> [GIVEN REQUEST] Repeat, exactly and completely, the entries shown underneath.

> [DATASET ROWS]

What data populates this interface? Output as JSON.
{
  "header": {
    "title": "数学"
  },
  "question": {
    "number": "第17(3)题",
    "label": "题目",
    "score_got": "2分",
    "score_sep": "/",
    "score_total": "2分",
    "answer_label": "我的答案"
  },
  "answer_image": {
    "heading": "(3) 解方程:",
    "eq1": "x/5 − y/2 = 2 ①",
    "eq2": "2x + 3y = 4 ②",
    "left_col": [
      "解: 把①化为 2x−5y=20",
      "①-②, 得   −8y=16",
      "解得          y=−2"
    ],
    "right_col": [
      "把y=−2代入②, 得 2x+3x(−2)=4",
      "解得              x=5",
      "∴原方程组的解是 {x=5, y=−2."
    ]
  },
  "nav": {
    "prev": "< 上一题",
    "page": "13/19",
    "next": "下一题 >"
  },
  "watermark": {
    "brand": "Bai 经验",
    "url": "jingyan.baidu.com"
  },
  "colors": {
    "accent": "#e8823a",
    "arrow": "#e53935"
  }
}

> [SOLUTION FOR THIS EXERCISE]
What data populates this interface? Output as JSON.
{
  "header": {
    "title": "数学"
  },
  "question": {
    "number": "第17(3)题",
    "label": "题目",
    "score_got": "2分",
    "score_sep": "/",
    "score_total": "2分",
    "answer_label": "我的答案"
  },
  "answer_image": {
    "heading": "(3) 解方程:",
    "eq1": "x/5 − y/2 = 2 ①",
    "eq2": "2x + 3y = 4 ②",
    "left_col": [
      "解: 把①化为 2x−5y=20",
      "①-②, 得   −8y=16",
      "解得          y=−2"
    ],
    "right_col": [
      "把y=−2代入②, 得 2x+3x(−2)=4",
      "解得              x=5",
      "∴原方程组的解是 {x=5, y=−2."
    ]
  },
  "nav": {
    "prev": "< 上一题",
    "page": "13/19",
    "next": "下一题 >"
  },
  "watermark": {
    "brand": "Bai 经验",
    "url": "jingyan.baidu.com"
  },
  "colors": {
    "accent": "#e8823a",
    "arrow": "#e53935"
  }
}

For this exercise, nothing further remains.